SUPPLIED ENTRIES:
==*==

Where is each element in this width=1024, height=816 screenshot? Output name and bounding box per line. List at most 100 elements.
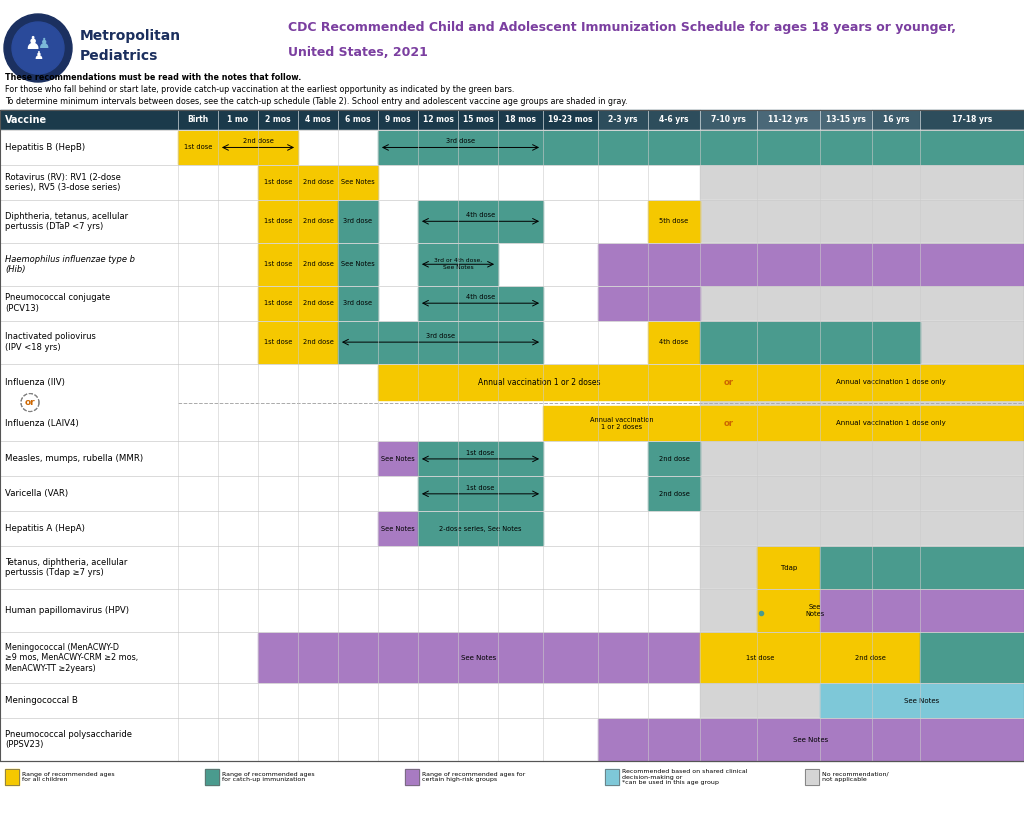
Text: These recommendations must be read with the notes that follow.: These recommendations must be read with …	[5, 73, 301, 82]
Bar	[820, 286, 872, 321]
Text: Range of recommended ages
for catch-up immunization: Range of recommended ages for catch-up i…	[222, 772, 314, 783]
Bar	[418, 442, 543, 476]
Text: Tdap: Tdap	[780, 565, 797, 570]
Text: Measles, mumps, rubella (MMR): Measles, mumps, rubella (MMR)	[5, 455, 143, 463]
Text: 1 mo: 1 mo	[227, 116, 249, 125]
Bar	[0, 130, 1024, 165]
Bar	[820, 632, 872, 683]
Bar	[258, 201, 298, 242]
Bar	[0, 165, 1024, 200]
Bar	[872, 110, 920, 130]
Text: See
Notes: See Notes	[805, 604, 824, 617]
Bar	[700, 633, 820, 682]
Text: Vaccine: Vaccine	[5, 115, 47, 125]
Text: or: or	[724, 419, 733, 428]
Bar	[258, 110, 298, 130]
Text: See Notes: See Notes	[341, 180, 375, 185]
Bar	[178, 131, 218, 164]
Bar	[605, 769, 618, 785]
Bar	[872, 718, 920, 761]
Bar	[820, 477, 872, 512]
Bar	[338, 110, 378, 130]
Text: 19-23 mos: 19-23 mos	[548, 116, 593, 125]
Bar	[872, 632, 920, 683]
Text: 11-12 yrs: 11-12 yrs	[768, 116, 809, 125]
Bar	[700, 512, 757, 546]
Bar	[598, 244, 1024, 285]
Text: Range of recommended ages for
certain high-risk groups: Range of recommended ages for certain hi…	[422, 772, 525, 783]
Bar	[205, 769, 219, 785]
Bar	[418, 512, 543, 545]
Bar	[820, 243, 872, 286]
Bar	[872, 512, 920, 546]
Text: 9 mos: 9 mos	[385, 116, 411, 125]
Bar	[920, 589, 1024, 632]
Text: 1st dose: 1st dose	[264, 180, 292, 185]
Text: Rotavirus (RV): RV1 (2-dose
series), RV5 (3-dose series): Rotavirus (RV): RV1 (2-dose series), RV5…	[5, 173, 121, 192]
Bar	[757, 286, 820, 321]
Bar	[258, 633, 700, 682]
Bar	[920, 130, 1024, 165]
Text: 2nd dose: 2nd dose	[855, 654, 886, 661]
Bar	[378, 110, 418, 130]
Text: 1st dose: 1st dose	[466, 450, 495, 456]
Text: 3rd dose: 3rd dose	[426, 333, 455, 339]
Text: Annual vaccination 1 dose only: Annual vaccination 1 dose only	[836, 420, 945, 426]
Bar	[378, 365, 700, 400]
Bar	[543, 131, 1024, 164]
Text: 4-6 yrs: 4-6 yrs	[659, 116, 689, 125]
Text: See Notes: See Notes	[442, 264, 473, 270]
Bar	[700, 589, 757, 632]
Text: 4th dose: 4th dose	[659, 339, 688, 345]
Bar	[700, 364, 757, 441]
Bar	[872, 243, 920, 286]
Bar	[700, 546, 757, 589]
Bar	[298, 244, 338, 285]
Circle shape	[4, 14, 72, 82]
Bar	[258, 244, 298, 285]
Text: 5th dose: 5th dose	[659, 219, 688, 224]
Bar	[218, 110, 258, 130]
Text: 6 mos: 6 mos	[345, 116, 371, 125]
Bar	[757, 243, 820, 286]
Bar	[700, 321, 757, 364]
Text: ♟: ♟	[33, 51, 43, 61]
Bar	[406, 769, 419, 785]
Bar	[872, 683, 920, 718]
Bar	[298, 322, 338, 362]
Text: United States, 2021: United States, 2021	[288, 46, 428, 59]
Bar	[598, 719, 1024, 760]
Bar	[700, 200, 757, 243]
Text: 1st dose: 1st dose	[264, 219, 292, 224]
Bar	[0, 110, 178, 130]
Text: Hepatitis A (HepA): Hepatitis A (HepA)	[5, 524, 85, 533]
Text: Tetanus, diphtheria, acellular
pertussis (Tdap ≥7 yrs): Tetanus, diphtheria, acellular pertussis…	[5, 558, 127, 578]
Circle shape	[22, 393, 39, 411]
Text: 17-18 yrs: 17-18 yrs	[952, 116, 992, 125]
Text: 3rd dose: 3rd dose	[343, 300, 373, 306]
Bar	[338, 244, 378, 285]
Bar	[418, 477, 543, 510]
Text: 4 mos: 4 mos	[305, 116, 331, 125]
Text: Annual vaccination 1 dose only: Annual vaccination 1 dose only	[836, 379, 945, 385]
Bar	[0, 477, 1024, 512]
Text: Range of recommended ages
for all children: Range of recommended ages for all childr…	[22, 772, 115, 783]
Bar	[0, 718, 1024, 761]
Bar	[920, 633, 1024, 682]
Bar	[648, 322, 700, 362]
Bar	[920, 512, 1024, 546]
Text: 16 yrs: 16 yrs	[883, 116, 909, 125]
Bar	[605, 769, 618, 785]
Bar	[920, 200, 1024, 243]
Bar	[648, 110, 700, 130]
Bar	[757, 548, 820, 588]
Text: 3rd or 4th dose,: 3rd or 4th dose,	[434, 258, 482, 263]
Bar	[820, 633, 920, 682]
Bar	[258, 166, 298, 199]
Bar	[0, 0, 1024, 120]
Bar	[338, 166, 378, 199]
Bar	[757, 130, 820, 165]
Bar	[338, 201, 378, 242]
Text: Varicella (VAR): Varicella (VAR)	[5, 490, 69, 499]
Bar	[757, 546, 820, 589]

==*==

TASK DETAILS:
Give the entries back verbatim and omit the images.

ANSWER SECTION:
Where is each element in this width=1024, height=816 screenshot? Output name and bounding box per line. List at most 100 elements.
Text: These recommendations must be read with the notes that follow.: These recommendations must be read with …	[5, 73, 301, 82]
Bar	[820, 286, 872, 321]
Text: Range of recommended ages
for catch-up immunization: Range of recommended ages for catch-up i…	[222, 772, 314, 783]
Bar	[418, 442, 543, 476]
Text: Tdap: Tdap	[780, 565, 797, 570]
Text: Measles, mumps, rubella (MMR): Measles, mumps, rubella (MMR)	[5, 455, 143, 463]
Text: 1 mo: 1 mo	[227, 116, 249, 125]
Bar	[0, 130, 1024, 165]
Bar	[820, 632, 872, 683]
Bar	[258, 201, 298, 242]
Bar	[0, 165, 1024, 200]
Bar	[872, 110, 920, 130]
Text: See
Notes: See Notes	[805, 604, 824, 617]
Bar	[700, 633, 820, 682]
Text: Vaccine: Vaccine	[5, 115, 47, 125]
Text: or: or	[724, 419, 733, 428]
Bar	[258, 110, 298, 130]
Text: See Notes: See Notes	[341, 180, 375, 185]
Bar	[178, 131, 218, 164]
Bar	[605, 769, 618, 785]
Bar	[872, 718, 920, 761]
Bar	[820, 477, 872, 512]
Bar	[338, 110, 378, 130]
Text: 19-23 mos: 19-23 mos	[548, 116, 593, 125]
Bar	[872, 632, 920, 683]
Text: 11-12 yrs: 11-12 yrs	[768, 116, 809, 125]
Bar	[700, 512, 757, 546]
Bar	[598, 244, 1024, 285]
Text: Range of recommended ages for
certain high-risk groups: Range of recommended ages for certain hi…	[422, 772, 525, 783]
Bar	[205, 769, 219, 785]
Bar	[418, 512, 543, 545]
Bar	[820, 243, 872, 286]
Bar	[872, 512, 920, 546]
Text: 9 mos: 9 mos	[385, 116, 411, 125]
Bar	[920, 589, 1024, 632]
Text: 1st dose: 1st dose	[264, 180, 292, 185]
Text: Rotavirus (RV): RV1 (2-dose
series), RV5 (3-dose series): Rotavirus (RV): RV1 (2-dose series), RV5…	[5, 173, 121, 192]
Bar	[757, 286, 820, 321]
Bar	[258, 633, 700, 682]
Bar	[920, 130, 1024, 165]
Text: 2nd dose: 2nd dose	[855, 654, 886, 661]
Bar	[378, 110, 418, 130]
Text: 1st dose: 1st dose	[466, 450, 495, 456]
Text: 3rd dose: 3rd dose	[426, 333, 455, 339]
Text: Annual vaccination 1 dose only: Annual vaccination 1 dose only	[836, 420, 945, 426]
Bar	[378, 365, 700, 400]
Bar	[543, 131, 1024, 164]
Text: 4-6 yrs: 4-6 yrs	[659, 116, 689, 125]
Text: See Notes: See Notes	[442, 264, 473, 270]
Bar	[700, 589, 757, 632]
Text: 4th dose: 4th dose	[659, 339, 688, 345]
Bar	[700, 364, 757, 441]
Bar	[872, 243, 920, 286]
Bar	[700, 546, 757, 589]
Bar	[298, 244, 338, 285]
Circle shape	[4, 14, 72, 82]
Bar	[258, 244, 298, 285]
Text: 5th dose: 5th dose	[659, 219, 688, 224]
Bar	[218, 110, 258, 130]
Text: 6 mos: 6 mos	[345, 116, 371, 125]
Bar	[757, 243, 820, 286]
Bar	[700, 321, 757, 364]
Text: ♟: ♟	[33, 51, 43, 61]
Bar	[406, 769, 419, 785]
Bar	[872, 683, 920, 718]
Bar	[298, 322, 338, 362]
Text: United States, 2021: United States, 2021	[288, 46, 428, 59]
Bar	[598, 719, 1024, 760]
Bar	[700, 200, 757, 243]
Text: 1st dose: 1st dose	[264, 219, 292, 224]
Bar	[0, 110, 178, 130]
Text: Hepatitis A (HepA): Hepatitis A (HepA)	[5, 524, 85, 533]
Text: Tetanus, diphtheria, acellular
pertussis (Tdap ≥7 yrs): Tetanus, diphtheria, acellular pertussis…	[5, 558, 127, 578]
Circle shape	[22, 393, 39, 411]
Text: 17-18 yrs: 17-18 yrs	[952, 116, 992, 125]
Text: 3rd dose: 3rd dose	[343, 300, 373, 306]
Bar	[338, 244, 378, 285]
Bar	[418, 477, 543, 510]
Text: 4 mos: 4 mos	[305, 116, 331, 125]
Text: Annual vaccination 1 dose only: Annual vaccination 1 dose only	[836, 379, 945, 385]
Bar	[0, 477, 1024, 512]
Text: Range of recommended ages
for all children: Range of recommended ages for all childr…	[22, 772, 115, 783]
Bar	[0, 718, 1024, 761]
Bar	[920, 633, 1024, 682]
Bar	[648, 322, 700, 362]
Bar	[920, 512, 1024, 546]
Text: 16 yrs: 16 yrs	[883, 116, 909, 125]
Bar	[605, 769, 618, 785]
Bar	[920, 200, 1024, 243]
Bar	[648, 110, 700, 130]
Bar	[757, 548, 820, 588]
Text: 3rd or 4th dose,: 3rd or 4th dose,	[434, 258, 482, 263]
Bar	[820, 633, 920, 682]
Bar	[258, 166, 298, 199]
Bar	[0, 0, 1024, 120]
Bar	[338, 166, 378, 199]
Bar	[757, 130, 820, 165]
Bar	[338, 201, 378, 242]
Text: Varicella (VAR): Varicella (VAR)	[5, 490, 69, 499]
Bar	[757, 546, 820, 589]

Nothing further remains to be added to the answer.